Begin Given information

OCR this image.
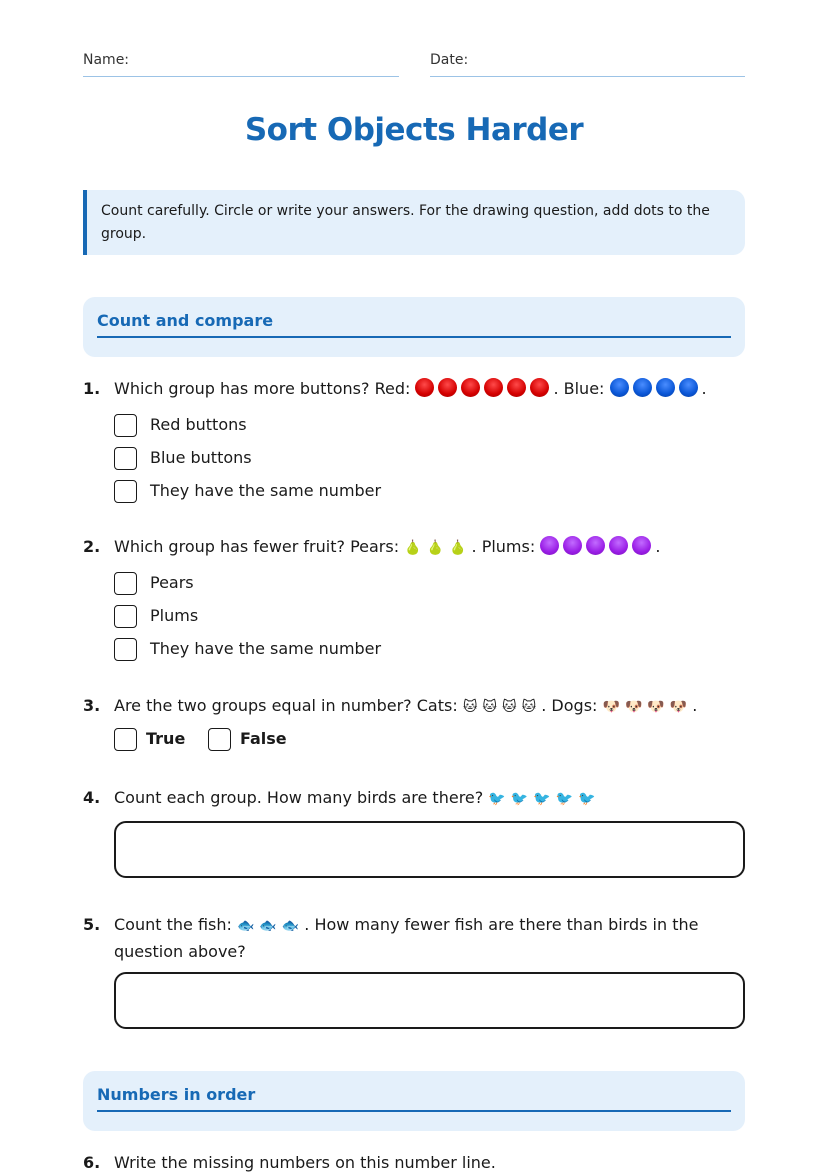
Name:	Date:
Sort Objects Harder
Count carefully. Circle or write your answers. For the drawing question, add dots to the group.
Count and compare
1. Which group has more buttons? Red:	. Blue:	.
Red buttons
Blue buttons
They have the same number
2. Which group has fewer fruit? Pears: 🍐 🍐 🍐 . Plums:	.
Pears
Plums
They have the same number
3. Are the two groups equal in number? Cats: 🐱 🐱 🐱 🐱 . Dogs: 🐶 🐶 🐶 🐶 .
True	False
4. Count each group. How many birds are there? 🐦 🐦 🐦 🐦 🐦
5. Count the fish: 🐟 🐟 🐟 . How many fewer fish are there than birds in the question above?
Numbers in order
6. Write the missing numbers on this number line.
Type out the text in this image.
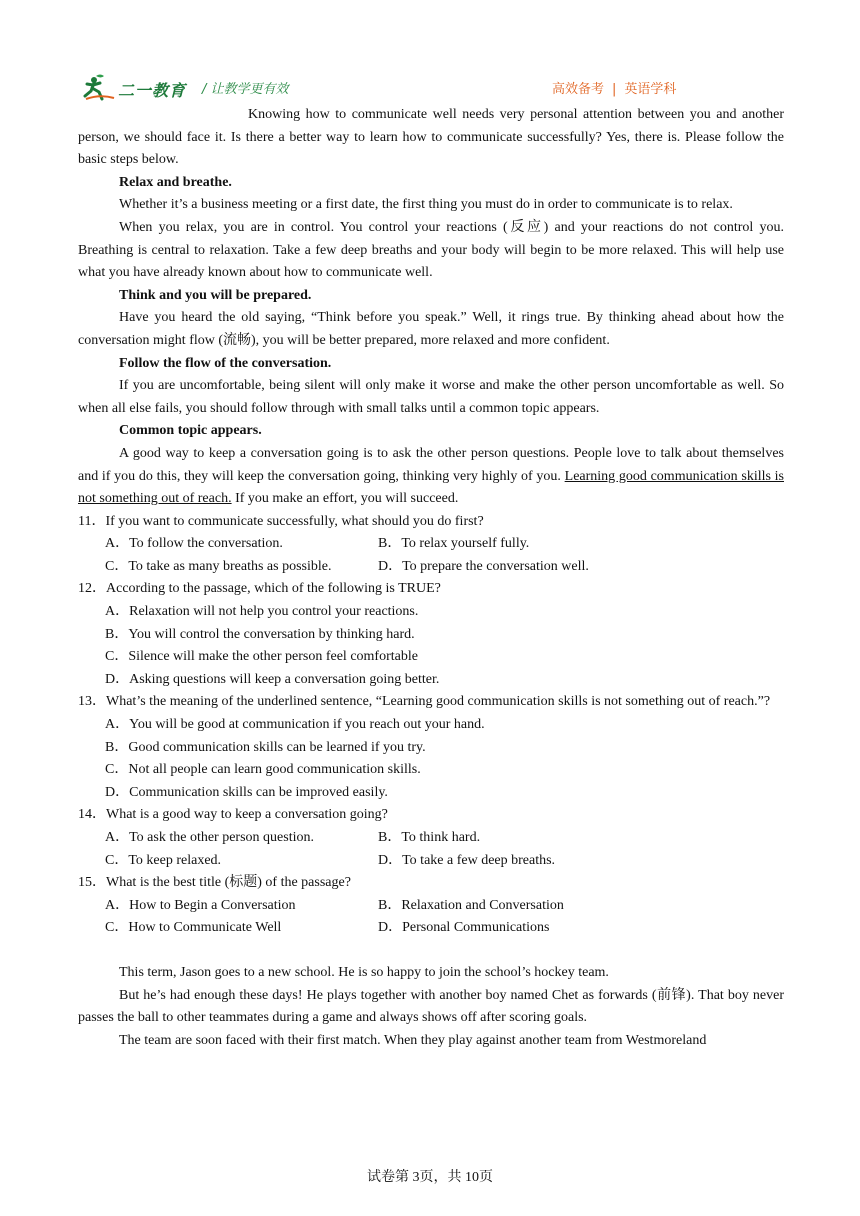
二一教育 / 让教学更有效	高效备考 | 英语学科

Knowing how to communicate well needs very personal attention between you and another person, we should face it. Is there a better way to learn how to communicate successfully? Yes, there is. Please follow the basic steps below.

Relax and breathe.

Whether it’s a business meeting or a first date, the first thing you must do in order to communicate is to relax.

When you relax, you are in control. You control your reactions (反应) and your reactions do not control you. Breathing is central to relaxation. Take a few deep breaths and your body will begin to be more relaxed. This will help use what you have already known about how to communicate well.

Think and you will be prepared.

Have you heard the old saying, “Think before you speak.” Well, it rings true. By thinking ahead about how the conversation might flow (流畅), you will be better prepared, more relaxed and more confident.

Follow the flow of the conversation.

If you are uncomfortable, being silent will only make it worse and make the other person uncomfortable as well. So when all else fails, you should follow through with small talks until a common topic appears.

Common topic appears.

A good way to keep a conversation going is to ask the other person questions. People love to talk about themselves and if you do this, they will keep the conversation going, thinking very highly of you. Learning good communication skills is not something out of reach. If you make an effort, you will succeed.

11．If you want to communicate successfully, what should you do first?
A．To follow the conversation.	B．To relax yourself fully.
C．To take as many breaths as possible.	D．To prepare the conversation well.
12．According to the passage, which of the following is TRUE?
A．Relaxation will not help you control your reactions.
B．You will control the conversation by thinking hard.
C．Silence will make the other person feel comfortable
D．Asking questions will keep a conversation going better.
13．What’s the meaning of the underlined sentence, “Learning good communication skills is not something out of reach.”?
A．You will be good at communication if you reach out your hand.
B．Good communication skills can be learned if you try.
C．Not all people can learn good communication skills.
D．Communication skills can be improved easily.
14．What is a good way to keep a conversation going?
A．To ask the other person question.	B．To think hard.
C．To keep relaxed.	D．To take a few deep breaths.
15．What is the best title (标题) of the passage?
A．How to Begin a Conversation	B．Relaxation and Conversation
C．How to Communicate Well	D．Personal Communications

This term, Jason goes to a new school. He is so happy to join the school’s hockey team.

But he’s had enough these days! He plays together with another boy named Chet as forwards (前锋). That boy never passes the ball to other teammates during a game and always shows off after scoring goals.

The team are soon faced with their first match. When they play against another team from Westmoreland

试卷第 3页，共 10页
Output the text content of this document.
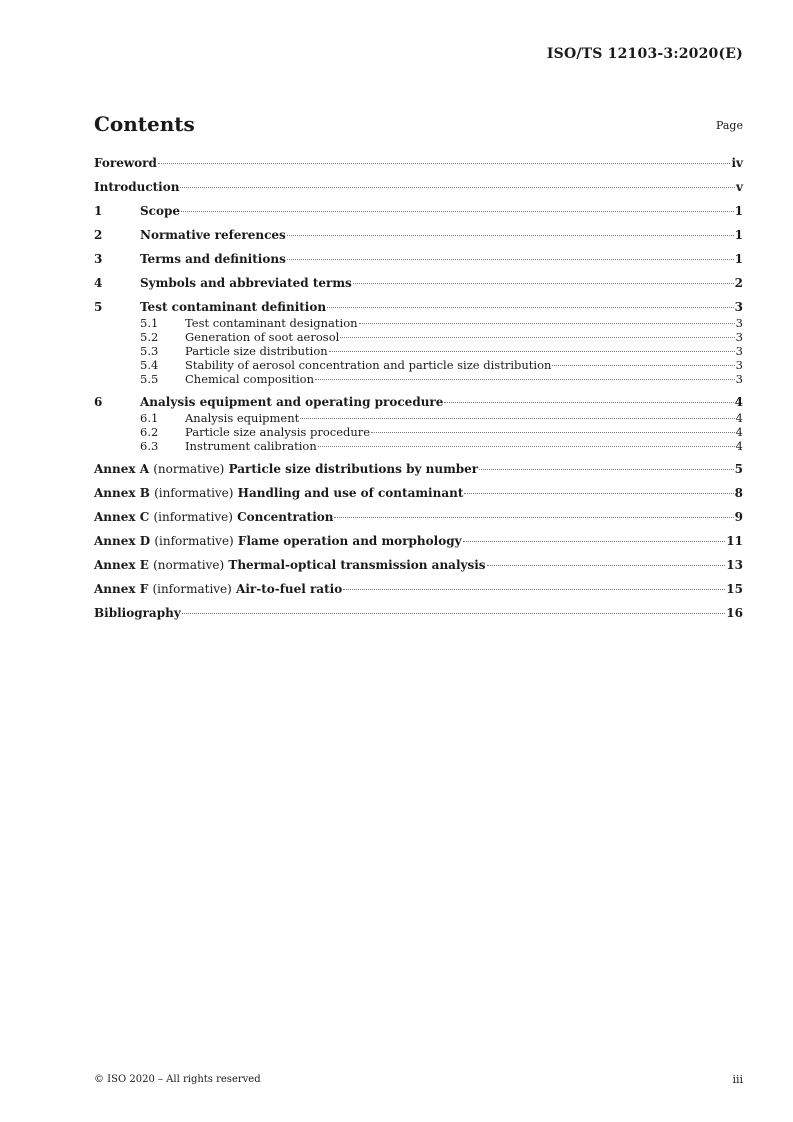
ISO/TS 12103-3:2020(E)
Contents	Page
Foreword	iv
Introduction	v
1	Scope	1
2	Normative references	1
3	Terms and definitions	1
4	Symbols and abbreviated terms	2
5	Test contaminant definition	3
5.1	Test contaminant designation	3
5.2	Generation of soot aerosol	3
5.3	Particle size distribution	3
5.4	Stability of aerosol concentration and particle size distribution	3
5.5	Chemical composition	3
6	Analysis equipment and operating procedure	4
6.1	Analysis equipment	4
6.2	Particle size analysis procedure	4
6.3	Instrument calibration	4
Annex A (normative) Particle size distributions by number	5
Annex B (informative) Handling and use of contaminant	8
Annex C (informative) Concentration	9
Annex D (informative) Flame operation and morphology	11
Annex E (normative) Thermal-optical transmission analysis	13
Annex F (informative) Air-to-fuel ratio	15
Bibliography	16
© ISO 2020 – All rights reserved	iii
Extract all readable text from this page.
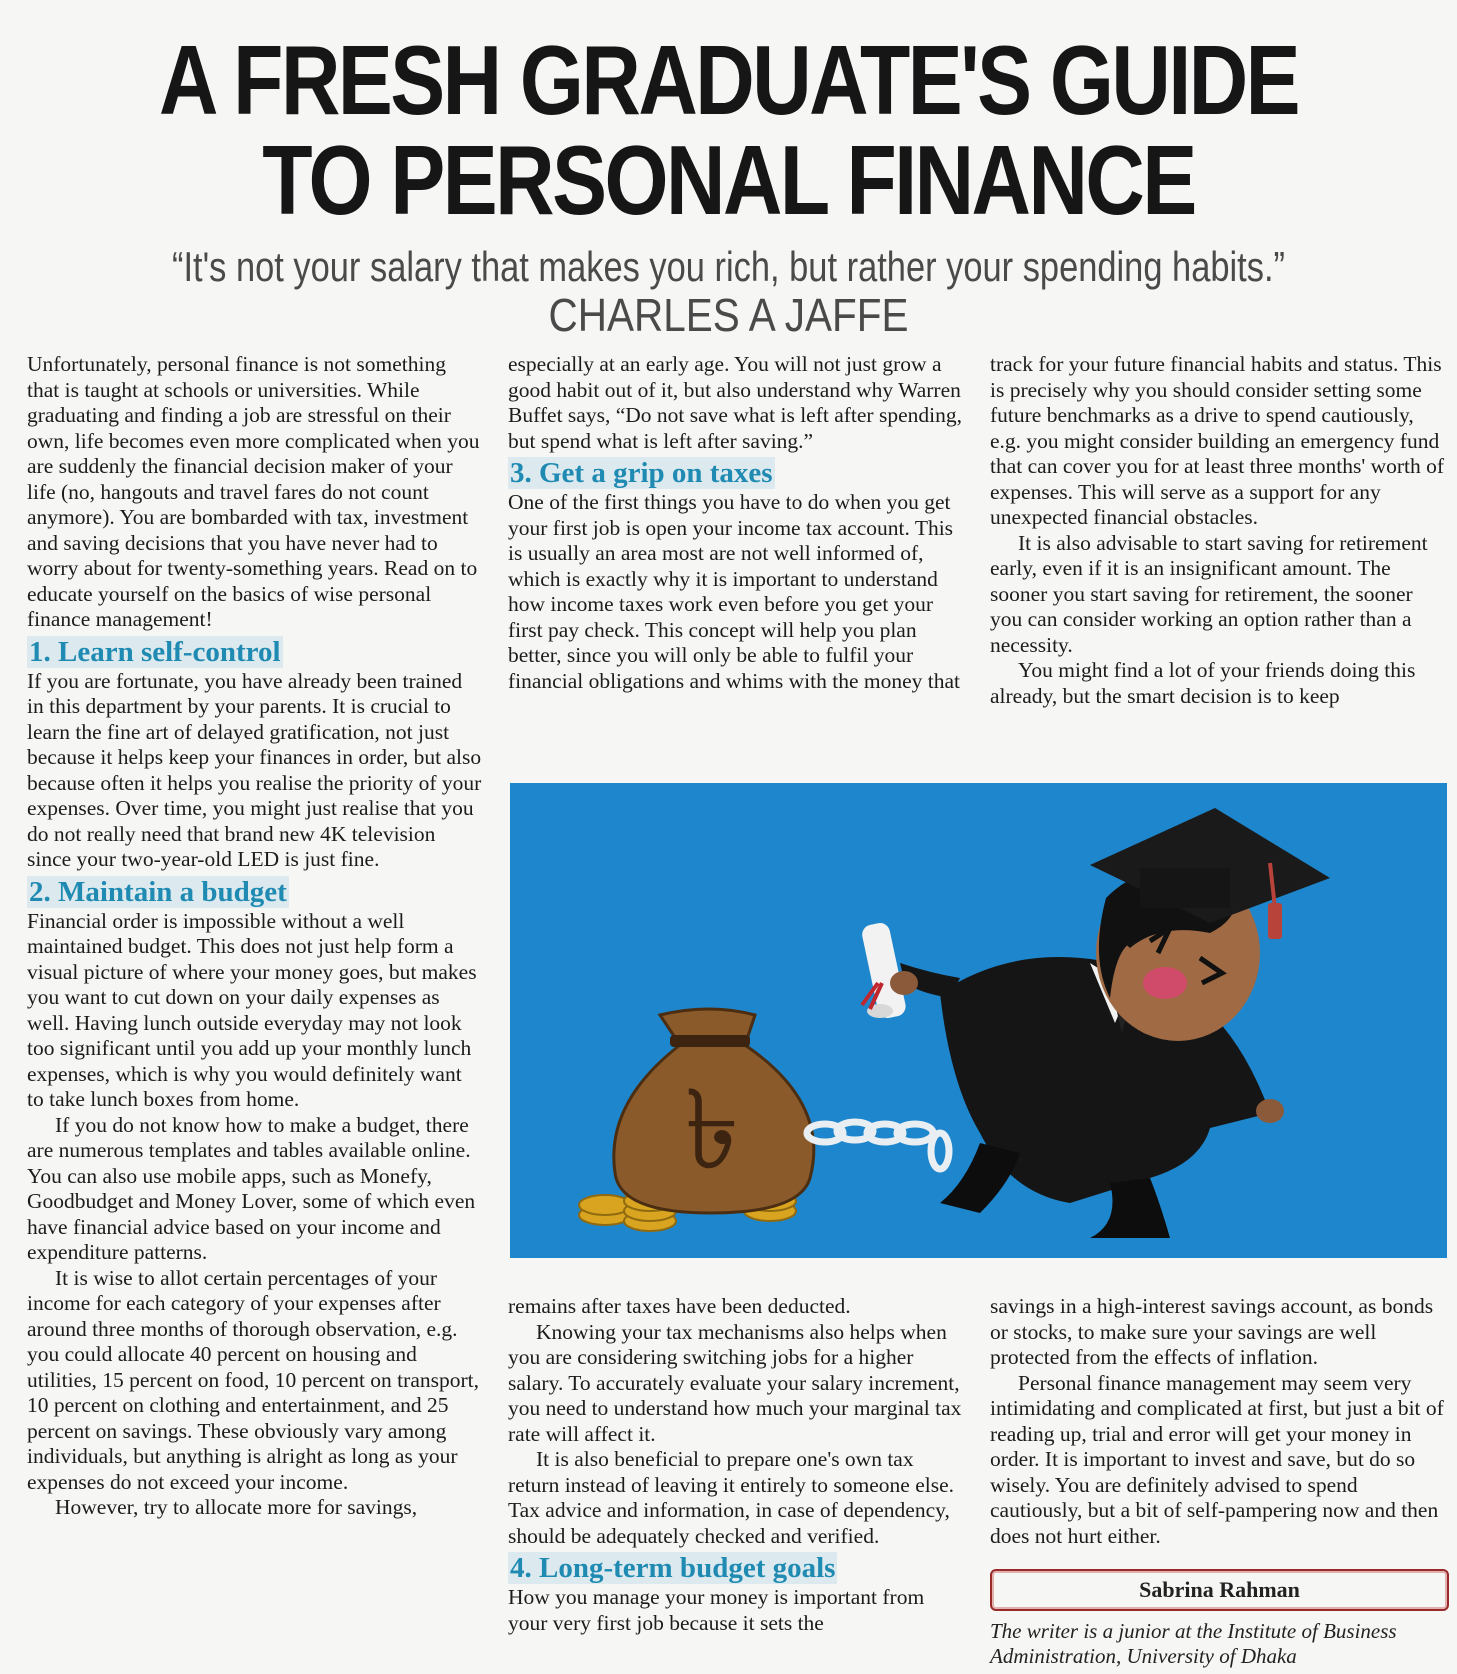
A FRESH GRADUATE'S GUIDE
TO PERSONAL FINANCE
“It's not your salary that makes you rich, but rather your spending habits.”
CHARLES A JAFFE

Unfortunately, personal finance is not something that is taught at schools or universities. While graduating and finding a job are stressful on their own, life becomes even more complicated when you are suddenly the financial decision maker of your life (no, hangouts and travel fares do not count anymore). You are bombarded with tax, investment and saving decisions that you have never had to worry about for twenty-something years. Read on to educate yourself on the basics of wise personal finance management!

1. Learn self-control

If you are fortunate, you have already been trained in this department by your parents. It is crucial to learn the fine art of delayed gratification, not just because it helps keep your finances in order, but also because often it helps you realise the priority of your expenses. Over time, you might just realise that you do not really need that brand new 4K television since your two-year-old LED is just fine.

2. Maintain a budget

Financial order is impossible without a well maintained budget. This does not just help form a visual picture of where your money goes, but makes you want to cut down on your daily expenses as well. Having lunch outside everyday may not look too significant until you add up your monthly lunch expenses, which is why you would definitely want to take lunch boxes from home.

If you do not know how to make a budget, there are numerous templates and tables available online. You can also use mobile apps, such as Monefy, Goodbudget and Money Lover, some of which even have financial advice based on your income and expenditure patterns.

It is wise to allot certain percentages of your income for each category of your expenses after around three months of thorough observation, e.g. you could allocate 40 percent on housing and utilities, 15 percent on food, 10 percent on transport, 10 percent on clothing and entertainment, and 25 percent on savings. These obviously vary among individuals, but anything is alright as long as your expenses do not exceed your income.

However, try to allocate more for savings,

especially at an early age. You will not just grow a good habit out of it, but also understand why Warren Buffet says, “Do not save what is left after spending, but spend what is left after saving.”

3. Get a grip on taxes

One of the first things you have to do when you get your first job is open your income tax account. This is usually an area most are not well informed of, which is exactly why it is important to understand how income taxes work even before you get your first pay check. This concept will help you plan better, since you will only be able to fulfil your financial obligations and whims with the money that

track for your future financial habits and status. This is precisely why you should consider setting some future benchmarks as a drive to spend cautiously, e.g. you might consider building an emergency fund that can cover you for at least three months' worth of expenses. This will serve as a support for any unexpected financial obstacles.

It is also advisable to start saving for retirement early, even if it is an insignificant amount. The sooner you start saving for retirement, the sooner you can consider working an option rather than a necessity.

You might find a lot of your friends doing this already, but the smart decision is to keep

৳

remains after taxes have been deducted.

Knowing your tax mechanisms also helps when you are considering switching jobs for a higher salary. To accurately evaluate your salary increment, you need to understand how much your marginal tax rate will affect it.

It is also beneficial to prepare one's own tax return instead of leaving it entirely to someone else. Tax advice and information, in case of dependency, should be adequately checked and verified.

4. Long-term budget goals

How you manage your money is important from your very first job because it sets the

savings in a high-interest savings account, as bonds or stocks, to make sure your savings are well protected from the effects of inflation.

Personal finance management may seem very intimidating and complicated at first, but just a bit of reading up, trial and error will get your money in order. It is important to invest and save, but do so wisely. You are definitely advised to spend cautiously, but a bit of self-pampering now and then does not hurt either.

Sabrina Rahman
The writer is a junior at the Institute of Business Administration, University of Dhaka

End Given information

Objective » Repeat the listing verbatim. Skip the pictures.

Output of the exercise »
OCR this image.
Name:	Date:
Sort Objects Harder
Count carefully. Circle or write your answers. For the drawing question, add dots to the group.
Count and compare
1. Which group has more buttons? Red:	. Blue:	.
Red buttons
Blue buttons
They have the same number
2. Which group has fewer fruit? Pears: 🍐 🍐 🍐 . Plums:	.
Pears
Plums
They have the same number
3. Are the two groups equal in number? Cats: 🐱 🐱 🐱 🐱 . Dogs: 🐶 🐶 🐶 🐶 .
True	False
4. Count each group. How many birds are there? 🐦 🐦 🐦 🐦 🐦
5. Count the fish: 🐟 🐟 🐟 . How many fewer fish are there than birds in the question above?
Numbers in order
6. Write the missing numbers on this number line.
Type out the text in this image.
二一教育 / 让教学更有效	高效备考 | 英语学科

Knowing how to communicate well needs very personal attention between you and another person, we should face it. Is there a better way to learn how to communicate successfully? Yes, there is. Please follow the basic steps below.

Relax and breathe.

Whether it’s a business meeting or a first date, the first thing you must do in order to communicate is to relax.

When you relax, you are in control. You control your reactions (反应) and your reactions do not control you. Breathing is central to relaxation. Take a few deep breaths and your body will begin to be more relaxed. This will help use what you have already known about how to communicate well.

Think and you will be prepared.

Have you heard the old saying, “Think before you speak.” Well, it rings true. By thinking ahead about how the conversation might flow (流畅), you will be better prepared, more relaxed and more confident.

Follow the flow of the conversation.

If you are uncomfortable, being silent will only make it worse and make the other person uncomfortable as well. So when all else fails, you should follow through with small talks until a common topic appears.

Common topic appears.

A good way to keep a conversation going is to ask the other person questions. People love to talk about themselves and if you do this, they will keep the conversation going, thinking very highly of you. Learning good communication skills is not something out of reach. If you make an effort, you will succeed.

11．If you want to communicate successfully, what should you do first?
A．To follow the conversation.	B．To relax yourself fully.
C．To take as many breaths as possible.	D．To prepare the conversation well.
12．According to the passage, which of the following is TRUE?
A．Relaxation will not help you control your reactions.
B．You will control the conversation by thinking hard.
C．Silence will make the other person feel comfortable
D．Asking questions will keep a conversation going better.
13．What’s the meaning of the underlined sentence, “Learning good communication skills is not something out of reach.”?
A．You will be good at communication if you reach out your hand.
B．Good communication skills can be learned if you try.
C．Not all people can learn good communication skills.
D．Communication skills can be improved easily.
14．What is a good way to keep a conversation going?
A．To ask the other person question.	B．To think hard.
C．To keep relaxed.	D．To take a few deep breaths.
15．What is the best title (标题) of the passage?
A．How to Begin a Conversation	B．Relaxation and Conversation
C．How to Communicate Well	D．Personal Communications

This term, Jason goes to a new school. He is so happy to join the school’s hockey team.

But he’s had enough these days! He plays together with another boy named Chet as forwards (前锋). That boy never passes the ball to other teammates during a game and always shows off after scoring goals.

The team are soon faced with their first match. When they play against another team from Westmoreland

试卷第 3页，共 10页
Output the text content of this document.
ISO/TS 12103-3:2020(E)
Contents	Page
Foreword	iv
Introduction	v
1	Scope	1
2	Normative references	1
3	Terms and definitions	1
4	Symbols and abbreviated terms	2
5	Test contaminant definition	3
5.1	Test contaminant designation	3
5.2	Generation of soot aerosol	3
5.3	Particle size distribution	3
5.4	Stability of aerosol concentration and particle size distribution	3
5.5	Chemical composition	3
6	Analysis equipment and operating procedure	4
6.1	Analysis equipment	4
6.2	Particle size analysis procedure	4
6.3	Instrument calibration	4
Annex A (normative) Particle size distributions by number	5
Annex B (informative) Handling and use of contaminant	8
Annex C (informative) Concentration	9
Annex D (informative) Flame operation and morphology	11
Annex E (normative) Thermal-optical transmission analysis	13
Annex F (informative) Air-to-fuel ratio	15
Bibliography	16
© ISO 2020 – All rights reserved	iii
Extract all readable text from this page.
A FRESH GRADUATE'S GUIDE
TO PERSONAL FINANCE
“It's not your salary that makes you rich, but rather your spending habits.”
CHARLES A JAFFE

Unfortunately, personal finance is not something that is taught at schools or universities. While graduating and finding a job are stressful on their own, life becomes even more complicated when you are suddenly the financial decision maker of your life (no, hangouts and travel fares do not count anymore). You are bombarded with tax, investment and saving decisions that you have never had to worry about for twenty-something years. Read on to educate yourself on the basics of wise personal finance management!

1. Learn self-control

If you are fortunate, you have already been trained in this department by your parents. It is crucial to learn the fine art of delayed gratification, not just because it helps keep your finances in order, but also because often it helps you realise the priority of your expenses. Over time, you might just realise that you do not really need that brand new 4K television since your two-year-old LED is just fine.

2. Maintain a budget

Financial order is impossible without a well maintained budget. This does not just help form a visual picture of where your money goes, but makes you want to cut down on your daily expenses as well. Having lunch outside everyday may not look too significant until you add up your monthly lunch expenses, which is why you would definitely want to take lunch boxes from home.

If you do not know how to make a budget, there are numerous templates and tables available online. You can also use mobile apps, such as Monefy, Goodbudget and Money Lover, some of which even have financial advice based on your income and expenditure patterns.

It is wise to allot certain percentages of your income for each category of your expenses after around three months of thorough observation, e.g. you could allocate 40 percent on housing and utilities, 15 percent on food, 10 percent on transport, 10 percent on clothing and entertainment, and 25 percent on savings. These obviously vary among individuals, but anything is alright as long as your expenses do not exceed your income.

However, try to allocate more for savings,

especially at an early age. You will not just grow a good habit out of it, but also understand why Warren Buffet says, “Do not save what is left after spending, but spend what is left after saving.”

3. Get a grip on taxes

One of the first things you have to do when you get your first job is open your income tax account. This is usually an area most are not well informed of, which is exactly why it is important to understand how income taxes work even before you get your first pay check. This concept will help you plan better, since you will only be able to fulfil your financial obligations and whims with the money that

track for your future financial habits and status. This is precisely why you should consider setting some future benchmarks as a drive to spend cautiously, e.g. you might consider building an emergency fund that can cover you for at least three months' worth of expenses. This will serve as a support for any unexpected financial obstacles.

It is also advisable to start saving for retirement early, even if it is an insignificant amount. The sooner you start saving for retirement, the sooner you can consider working an option rather than a necessity.

You might find a lot of your friends doing this already, but the smart decision is to keep

৳

remains after taxes have been deducted.

Knowing your tax mechanisms also helps when you are considering switching jobs for a higher salary. To accurately evaluate your salary increment, you need to understand how much your marginal tax rate will affect it.

It is also beneficial to prepare one's own tax return instead of leaving it entirely to someone else. Tax advice and information, in case of dependency, should be adequately checked and verified.

4. Long-term budget goals

How you manage your money is important from your very first job because it sets the

savings in a high-interest savings account, as bonds or stocks, to make sure your savings are well protected from the effects of inflation.

Personal finance management may seem very intimidating and complicated at first, but just a bit of reading up, trial and error will get your money in order. It is important to invest and save, but do so wisely. You are definitely advised to spend cautiously, but a bit of self-pampering now and then does not hurt either.

Sabrina Rahman
The writer is a junior at the Institute of Business Administration, University of Dhaka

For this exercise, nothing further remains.